-- Start of Material to process --
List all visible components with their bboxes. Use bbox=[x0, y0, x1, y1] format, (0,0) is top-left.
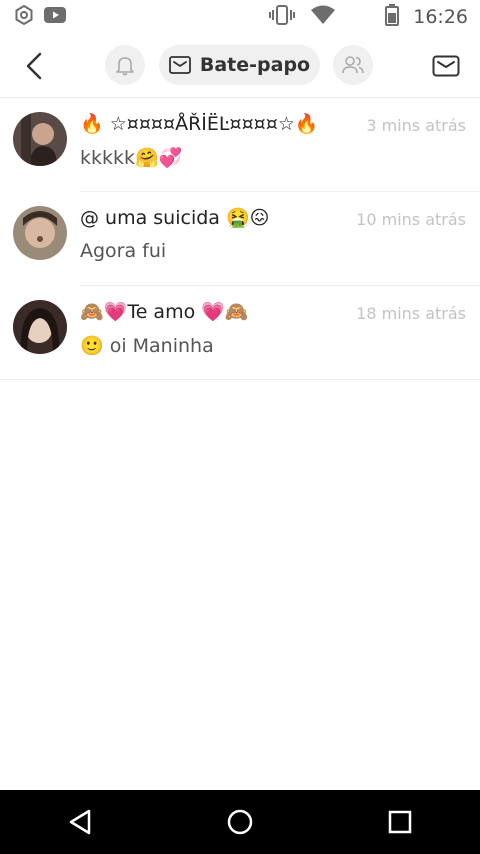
bell-icon bbox=[116, 57, 134, 76]
battery-icon bbox=[385, 4, 400, 30]
chat-timestamp: 18 mins atrás bbox=[356, 304, 466, 323]
settings-gear-icon bbox=[14, 4, 34, 29]
friends-button[interactable] bbox=[333, 45, 373, 85]
vibrate-icon bbox=[269, 5, 296, 29]
divider bbox=[0, 379, 480, 380]
youtube-icon bbox=[44, 7, 66, 27]
system-back-button[interactable] bbox=[50, 792, 110, 852]
chat-timestamp: 10 mins atrás bbox=[356, 210, 466, 229]
chat-name: 🔥 ☆¤¤¤¤ÅŘİËĿ¤¤¤¤☆🔥 bbox=[80, 113, 319, 135]
avatar[interactable] bbox=[13, 112, 67, 166]
wifi-icon bbox=[311, 5, 336, 29]
status-time: 16:26 bbox=[413, 6, 468, 28]
status-right: 16:26 bbox=[269, 4, 468, 30]
system-navigation-bar bbox=[0, 790, 480, 854]
chat-timestamp: 3 mins atrás bbox=[366, 116, 466, 135]
chat-list-item[interactable]: 🙈💗Te amo 💗🙈 18 mins atrás 🙂 oi Maninha bbox=[0, 286, 480, 380]
chat-last-message: 🙂 oi Maninha bbox=[80, 335, 214, 357]
status-bar: 16:26 bbox=[0, 0, 480, 34]
chat-list-item[interactable]: @ uma suicida 🤮😖 10 mins atrás Agora fui bbox=[0, 192, 480, 286]
notifications-button[interactable] bbox=[105, 45, 145, 85]
top-nav: Bate-papo bbox=[0, 34, 480, 98]
chat-name: 🙈💗Te amo 💗🙈 bbox=[80, 301, 249, 323]
back-button[interactable] bbox=[18, 50, 50, 82]
compose-message-button[interactable] bbox=[428, 50, 464, 82]
status-left bbox=[14, 4, 66, 29]
chat-list-item[interactable]: 🔥 ☆¤¤¤¤ÅŘİËĿ¤¤¤¤☆🔥 3 mins atrás kkkkk🤗💞 bbox=[0, 98, 480, 192]
tab-bate-papo-label: Bate-papo bbox=[199, 54, 311, 76]
chat-last-message: Agora fui bbox=[80, 240, 167, 262]
avatar[interactable] bbox=[13, 206, 67, 260]
tab-bate-papo[interactable]: Bate-papo bbox=[159, 45, 320, 85]
square-recents-icon bbox=[388, 810, 412, 834]
chat-list: 🔥 ☆¤¤¤¤ÅŘİËĿ¤¤¤¤☆🔥 3 mins atrás kkkkk🤗💞 … bbox=[0, 98, 480, 380]
system-recents-button[interactable] bbox=[370, 792, 430, 852]
system-home-button[interactable] bbox=[210, 792, 270, 852]
chevron-left-icon bbox=[26, 52, 42, 80]
triangle-back-icon bbox=[69, 809, 91, 835]
chat-last-message: kkkkk🤗💞 bbox=[80, 147, 183, 169]
avatar[interactable] bbox=[13, 300, 67, 354]
chat-name: @ uma suicida 🤮😖 bbox=[80, 207, 270, 229]
envelope-icon bbox=[168, 56, 191, 74]
envelope-icon bbox=[432, 55, 460, 77]
people-icon bbox=[342, 56, 364, 74]
circle-home-icon bbox=[227, 809, 253, 835]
-- End of Material to process --
▶ **Exercise directions**
Reproduce every line of the records above verbatim, but omit the picture.

▶ **Answer in full**
List all visible components with their bboxes. Use bbox=[x0, y0, x1, y1] format, (0,0) is top-left.
bell-icon bbox=[116, 57, 134, 76]
battery-icon bbox=[385, 4, 400, 30]
chat-timestamp: 18 mins atrás bbox=[356, 304, 466, 323]
settings-gear-icon bbox=[14, 4, 34, 29]
friends-button[interactable] bbox=[333, 45, 373, 85]
vibrate-icon bbox=[269, 5, 296, 29]
divider bbox=[0, 379, 480, 380]
youtube-icon bbox=[44, 7, 66, 27]
system-back-button[interactable] bbox=[50, 792, 110, 852]
chat-timestamp: 10 mins atrás bbox=[356, 210, 466, 229]
chat-name: 🔥 ☆¤¤¤¤ÅŘİËĿ¤¤¤¤☆🔥 bbox=[80, 113, 319, 135]
avatar[interactable] bbox=[13, 112, 67, 166]
wifi-icon bbox=[311, 5, 336, 29]
status-time: 16:26 bbox=[413, 6, 468, 28]
status-right: 16:26 bbox=[269, 4, 468, 30]
system-navigation-bar bbox=[0, 790, 480, 854]
chat-timestamp: 3 mins atrás bbox=[366, 116, 466, 135]
chat-list-item[interactable]: 🙈💗Te amo 💗🙈 18 mins atrás 🙂 oi Maninha bbox=[0, 286, 480, 380]
chat-last-message: 🙂 oi Maninha bbox=[80, 335, 214, 357]
status-bar: 16:26 bbox=[0, 0, 480, 34]
chat-list-item[interactable]: @ uma suicida 🤮😖 10 mins atrás Agora fui bbox=[0, 192, 480, 286]
notifications-button[interactable] bbox=[105, 45, 145, 85]
top-nav: Bate-papo bbox=[0, 34, 480, 98]
chat-name: 🙈💗Te amo 💗🙈 bbox=[80, 301, 249, 323]
back-button[interactable] bbox=[18, 50, 50, 82]
compose-message-button[interactable] bbox=[428, 50, 464, 82]
status-left bbox=[14, 4, 66, 29]
chat-list-item[interactable]: 🔥 ☆¤¤¤¤ÅŘİËĿ¤¤¤¤☆🔥 3 mins atrás kkkkk🤗💞 bbox=[0, 98, 480, 192]
tab-bate-papo-label: Bate-papo bbox=[199, 54, 311, 76]
chat-last-message: Agora fui bbox=[80, 240, 167, 262]
avatar[interactable] bbox=[13, 206, 67, 260]
tab-bate-papo[interactable]: Bate-papo bbox=[159, 45, 320, 85]
square-recents-icon bbox=[388, 810, 412, 834]
chat-list: 🔥 ☆¤¤¤¤ÅŘİËĿ¤¤¤¤☆🔥 3 mins atrás kkkkk🤗💞 … bbox=[0, 98, 480, 380]
system-recents-button[interactable] bbox=[370, 792, 430, 852]
system-home-button[interactable] bbox=[210, 792, 270, 852]
chevron-left-icon bbox=[26, 52, 42, 80]
triangle-back-icon bbox=[69, 809, 91, 835]
chat-last-message: kkkkk🤗💞 bbox=[80, 147, 183, 169]
avatar[interactable] bbox=[13, 300, 67, 354]
chat-name: @ uma suicida 🤮😖 bbox=[80, 207, 270, 229]
envelope-icon bbox=[168, 56, 191, 74]
envelope-icon bbox=[432, 55, 460, 77]
people-icon bbox=[342, 56, 364, 74]
circle-home-icon bbox=[227, 809, 253, 835]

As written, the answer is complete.